Set problem: Repeat the material below word for word and leave out all pictures.
Start Data for this exercise
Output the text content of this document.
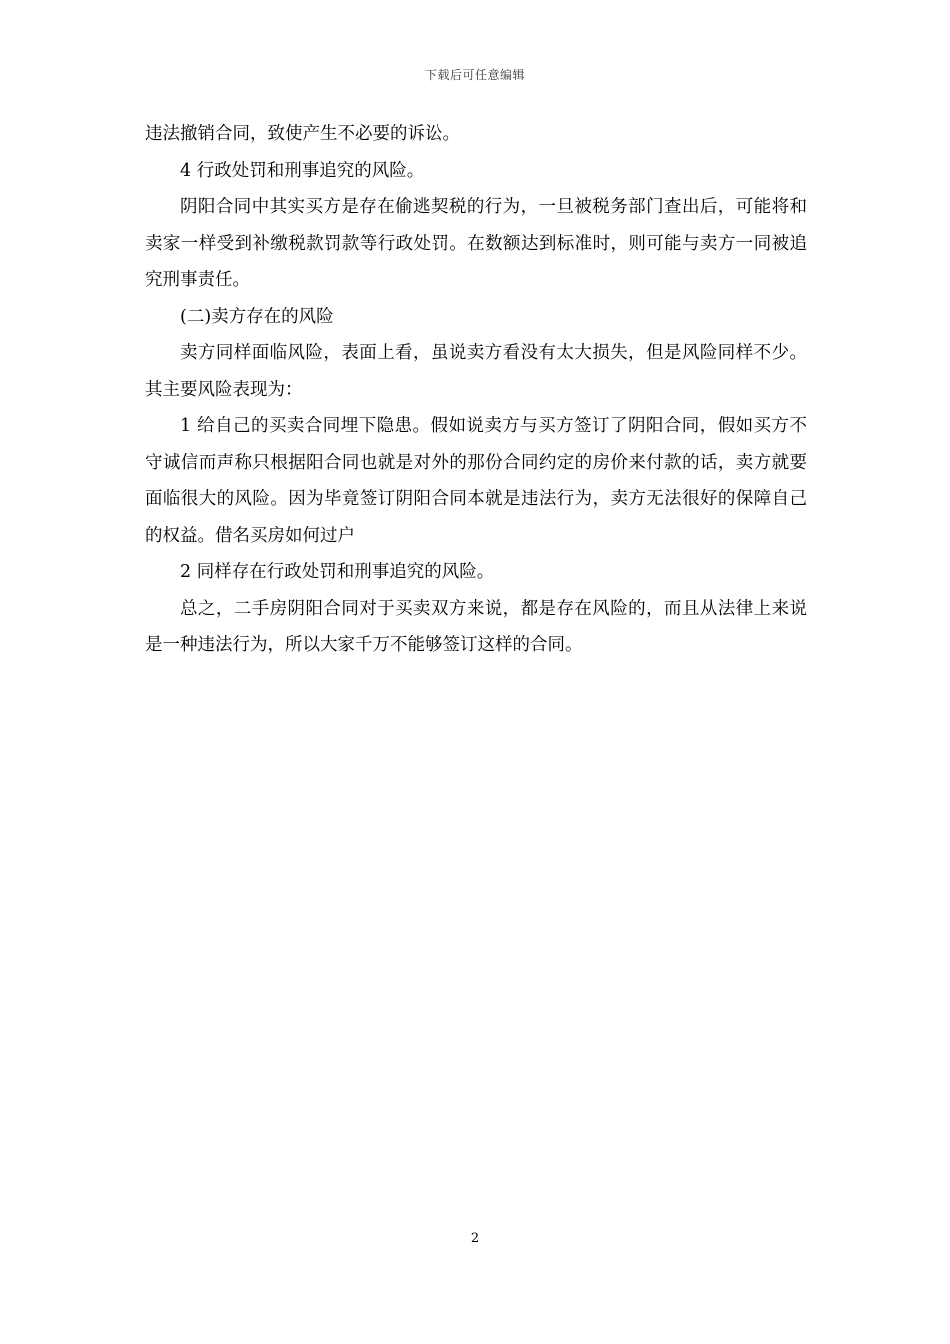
下载后可任意编辑

违法撤销合同，致使产生不必要的诉讼。

4 行政处罚和刑事追究的风险。

阴阳合同中其实买方是存在偷逃契税的行为，一旦被税务部门查出后，可能将和卖家一样受到补缴税款罚款等行政处罚。在数额达到标准时，则可能与卖方一同被追究刑事责任。

(二)卖方存在的风险

卖方同样面临风险，表面上看，虽说卖方看没有太大损失，但是风险同样不少。其主要风险表现为：

1 给自己的买卖合同埋下隐患。假如说卖方与买方签订了阴阳合同，假如买方不守诚信而声称只根据阳合同也就是对外的那份合同约定的房价来付款的话，卖方就要面临很大的风险。因为毕竟签订阴阳合同本就是违法行为，卖方无法很好的保障自己的权益。借名买房如何过户

2 同样存在行政处罚和刑事追究的风险。

总之，二手房阴阳合同对于买卖双方来说，都是存在风险的，而且从法律上来说是一种违法行为，所以大家千万不能够签订这样的合同。

2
End Data for this exercise
Output for this exercise:
Output the text content of this document.
下载后可任意编辑

违法撤销合同，致使产生不必要的诉讼。

4 行政处罚和刑事追究的风险。

阴阳合同中其实买方是存在偷逃契税的行为，一旦被税务部门查出后，可能将和卖家一样受到补缴税款罚款等行政处罚。在数额达到标准时，则可能与卖方一同被追究刑事责任。

(二)卖方存在的风险

卖方同样面临风险，表面上看，虽说卖方看没有太大损失，但是风险同样不少。其主要风险表现为：

1 给自己的买卖合同埋下隐患。假如说卖方与买方签订了阴阳合同，假如买方不守诚信而声称只根据阳合同也就是对外的那份合同约定的房价来付款的话，卖方就要面临很大的风险。因为毕竟签订阴阳合同本就是违法行为，卖方无法很好的保障自己的权益。借名买房如何过户

2 同样存在行政处罚和刑事追究的风险。

总之，二手房阴阳合同对于买卖双方来说，都是存在风险的，而且从法律上来说是一种违法行为，所以大家千万不能够签订这样的合同。

2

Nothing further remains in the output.